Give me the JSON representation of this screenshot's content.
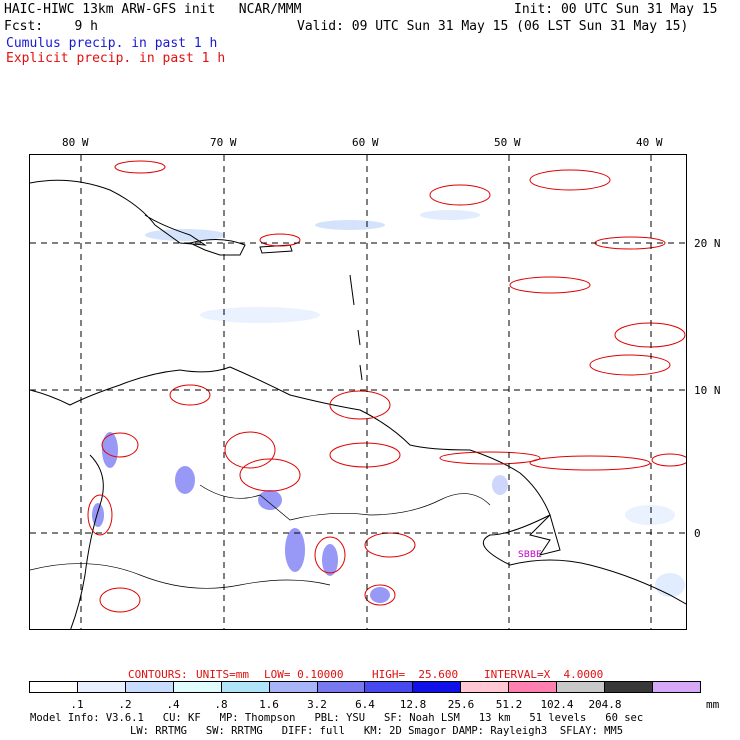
{
  "header": {
    "line1_left": "HAIC-HIWC 13km ARW-GFS init   NCAR/MMM",
    "line1_right": "Init: 00 UTC Sun 31 May 15",
    "line2_left": "Fcst:    9 h",
    "line2_right": "Valid: 09 UTC Sun 31 May 15 (06 LST Sun 31 May 15)",
    "cumulus_label": "Cumulus precip. in past 1 h",
    "explicit_label": "Explicit precip. in past 1 h"
  },
  "map": {
    "lon_labels": [
      "80 W",
      "70 W",
      "60 W",
      "50 W",
      "40 W"
    ],
    "lat_labels": [
      "20 N",
      "10 N",
      "0"
    ],
    "station_labels": [
      "SBBE"
    ],
    "colors": {
      "cumulus": "#4444ee",
      "explicit": "#e00000",
      "coast": "#000000"
    }
  },
  "contours": {
    "prefix": "CONTOURS:",
    "units": "UNITS=mm",
    "low": "LOW= 0.10000",
    "high": "HIGH=  25.600",
    "interval": "INTERVAL=X  4.0000"
  },
  "legend": {
    "ticks": [
      ".1",
      ".2",
      ".4",
      ".8",
      "1.6",
      "3.2",
      "6.4",
      "12.8",
      "25.6",
      "51.2",
      "102.4",
      "204.8"
    ],
    "units": "mm",
    "colors": [
      "#ffffff",
      "#e8f0ff",
      "#c8dcff",
      "#e0fcfc",
      "#b0e4f8",
      "#a8b4f8",
      "#7878f0",
      "#4848f0",
      "#1010e8",
      "#ffc8d4",
      "#ff80b0",
      "#c8c8c8",
      "#383838",
      "#d8a8f8"
    ]
  },
  "footer": {
    "line1": "Model Info: V3.6.1   CU: KF   MP: Thompson   PBL: YSU   SF: Noah LSM   13 km   51 levels   60 sec",
    "line2": "LW: RRTMG   SW: RRTMG   DIFF: full   KM: 2D Smagor DAMP: Rayleigh3  SFLAY: MM5"
  }
}
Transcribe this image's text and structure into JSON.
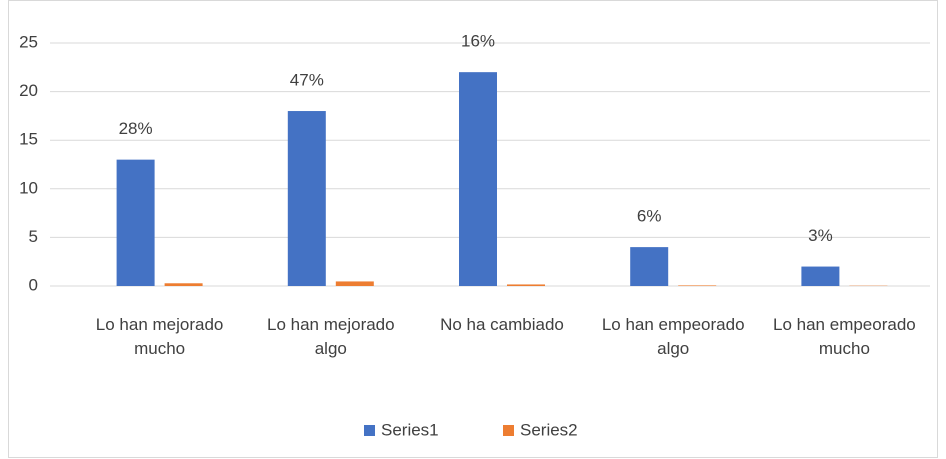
{
  "chart_data": {
    "type": "bar",
    "categories": [
      "Lo han mejorado mucho",
      "Lo han mejorado algo",
      "No ha cambiado",
      "Lo han empeorado algo",
      "Lo han empeorado mucho"
    ],
    "series": [
      {
        "name": "Series1",
        "color": "#4472c4",
        "values": [
          13,
          18,
          22,
          4,
          2
        ]
      },
      {
        "name": "Series2",
        "color": "#ed7d31",
        "values": [
          0.28,
          0.47,
          0.16,
          0.06,
          0.03
        ],
        "value_labels": [
          "28%",
          "47%",
          "16%",
          "6%",
          "3%"
        ]
      }
    ],
    "ylim": [
      0,
      25
    ],
    "yticks": [
      0,
      5,
      10,
      15,
      20,
      25
    ],
    "grid": true,
    "legend": "bottom"
  }
}
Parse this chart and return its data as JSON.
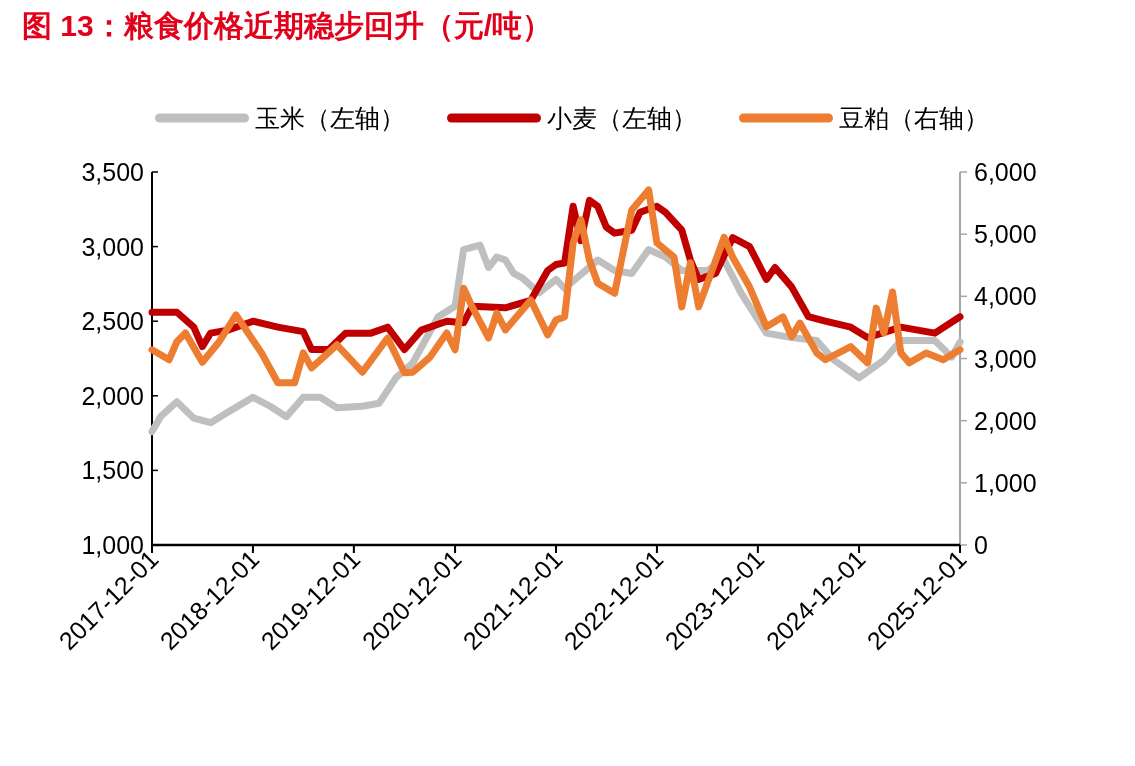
{
  "chart_data": {
    "type": "line",
    "title": "图 13：粮食价格近期稳步回升（元/吨）",
    "xlim": [
      "2017-12-01",
      "2025-12-01"
    ],
    "xticks": [
      "2017-12-01",
      "2018-12-01",
      "2019-12-01",
      "2020-12-01",
      "2021-12-01",
      "2022-12-01",
      "2023-12-01",
      "2024-12-01",
      "2025-12-01"
    ],
    "ylim": [
      1000,
      3500
    ],
    "yticks": [
      {
        "value": 1000,
        "label": "1,000"
      },
      {
        "value": 1500,
        "label": "1,500"
      },
      {
        "value": 2000,
        "label": "2,000"
      },
      {
        "value": 2500,
        "label": "2,500"
      },
      {
        "value": 3000,
        "label": "3,000"
      },
      {
        "value": 3500,
        "label": "3,500"
      }
    ],
    "y2lim": [
      0,
      6000
    ],
    "y2ticks": [
      0,
      {
        "value": 1000,
        "label": "1,000"
      },
      {
        "value": 2000,
        "label": "2,000"
      },
      {
        "value": 3000,
        "label": "3,000"
      },
      {
        "value": 4000,
        "label": "4,000"
      },
      {
        "value": 5000,
        "label": "5,000"
      },
      {
        "value": 6000,
        "label": "6,000"
      }
    ],
    "legend": "top",
    "grid": false,
    "marker": "none",
    "line_style": "solid",
    "series": [
      {
        "name": "玉米（左轴）",
        "color": "#bfbfbf",
        "x": [
          "2017-12",
          "2018-01",
          "2018-03",
          "2018-05",
          "2018-07",
          "2018-09",
          "2018-12",
          "2019-02",
          "2019-04",
          "2019-06",
          "2019-08",
          "2019-10",
          "2020-01",
          "2020-03",
          "2020-05",
          "2020-07",
          "2020-10",
          "2020-12",
          "2021-01",
          "2021-03",
          "2021-04",
          "2021-05",
          "2021-06",
          "2021-07",
          "2021-08",
          "2021-10",
          "2021-12",
          "2022-01",
          "2022-05",
          "2022-07",
          "2022-09",
          "2022-11",
          "2023-01",
          "2023-03",
          "2023-06",
          "2023-08",
          "2023-10",
          "2024-01",
          "2024-04",
          "2024-07",
          "2024-09",
          "2024-12",
          "2025-03",
          "2025-05",
          "2025-09",
          "2025-11",
          "2025-12"
        ],
        "values": [
          1760,
          1860,
          1960,
          1850,
          1820,
          1890,
          1990,
          1930,
          1860,
          1990,
          1990,
          1920,
          1930,
          1950,
          2120,
          2220,
          2530,
          2600,
          2980,
          3010,
          2860,
          2930,
          2910,
          2820,
          2790,
          2690,
          2780,
          2720,
          2910,
          2840,
          2820,
          2980,
          2930,
          2840,
          2840,
          2910,
          2690,
          2420,
          2390,
          2370,
          2240,
          2120,
          2240,
          2370,
          2370,
          2260,
          2360
        ]
      },
      {
        "name": "小麦（左轴）",
        "color": "#c00000",
        "x": [
          "2017-12",
          "2018-03",
          "2018-05",
          "2018-06",
          "2018-07",
          "2018-09",
          "2018-12",
          "2019-03",
          "2019-06",
          "2019-07",
          "2019-09",
          "2019-11",
          "2020-02",
          "2020-04",
          "2020-06",
          "2020-08",
          "2020-11",
          "2021-01",
          "2021-02",
          "2021-06",
          "2021-09",
          "2021-11",
          "2021-12",
          "2022-01",
          "2022-02",
          "2022-03",
          "2022-04",
          "2022-05",
          "2022-06",
          "2022-07",
          "2022-09",
          "2022-10",
          "2022-12",
          "2023-01",
          "2023-03",
          "2023-04",
          "2023-05",
          "2023-07",
          "2023-09",
          "2023-11",
          "2024-01",
          "2024-02",
          "2024-04",
          "2024-06",
          "2024-08",
          "2024-11",
          "2025-01",
          "2025-05",
          "2025-09",
          "2025-12"
        ],
        "values": [
          2560,
          2560,
          2460,
          2330,
          2420,
          2440,
          2500,
          2460,
          2430,
          2310,
          2310,
          2420,
          2420,
          2460,
          2310,
          2440,
          2500,
          2490,
          2600,
          2590,
          2640,
          2840,
          2880,
          2890,
          3270,
          3040,
          3310,
          3270,
          3130,
          3090,
          3110,
          3230,
          3270,
          3230,
          3110,
          2910,
          2780,
          2820,
          3060,
          3000,
          2780,
          2860,
          2730,
          2530,
          2500,
          2460,
          2390,
          2460,
          2420,
          2530
        ]
      },
      {
        "name": "豆粕（右轴）",
        "color": "#ed7d31",
        "axis": "y2",
        "x": [
          "2017-12",
          "2018-02",
          "2018-03",
          "2018-04",
          "2018-06",
          "2018-08",
          "2018-10",
          "2019-01",
          "2019-03",
          "2019-05",
          "2019-06",
          "2019-07",
          "2019-10",
          "2020-01",
          "2020-04",
          "2020-06",
          "2020-07",
          "2020-09",
          "2020-11",
          "2020-12",
          "2021-01",
          "2021-02",
          "2021-04",
          "2021-05",
          "2021-06",
          "2021-09",
          "2021-11",
          "2021-12",
          "2022-01",
          "2022-02",
          "2022-03",
          "2022-04",
          "2022-05",
          "2022-07",
          "2022-09",
          "2022-11",
          "2022-12",
          "2023-02",
          "2023-03",
          "2023-04",
          "2023-05",
          "2023-08",
          "2023-09",
          "2023-11",
          "2024-01",
          "2024-03",
          "2024-04",
          "2024-05",
          "2024-07",
          "2024-08",
          "2024-11",
          "2025-01",
          "2025-02",
          "2025-03",
          "2025-04",
          "2025-05",
          "2025-06",
          "2025-08",
          "2025-10",
          "2025-12"
        ],
        "values": [
          3140,
          2980,
          3270,
          3410,
          2940,
          3270,
          3700,
          3090,
          2610,
          2610,
          3090,
          2850,
          3220,
          2780,
          3330,
          2770,
          2780,
          3020,
          3410,
          3140,
          4130,
          3830,
          3330,
          3730,
          3460,
          3940,
          3380,
          3620,
          3670,
          4860,
          5230,
          4580,
          4210,
          4050,
          5390,
          5710,
          4860,
          4630,
          3830,
          4540,
          3830,
          4950,
          4630,
          4150,
          3510,
          3670,
          3350,
          3570,
          3090,
          2980,
          3190,
          2930,
          3810,
          3410,
          4070,
          3090,
          2930,
          3090,
          2980,
          3140
        ]
      }
    ]
  }
}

========================================

### WRITTEN TASK
Locate and copy each line in the data above that includes the word "algo".

### RESULT BELOW
      "Lo han mejorado algo",
      "Lo han empeorado algo",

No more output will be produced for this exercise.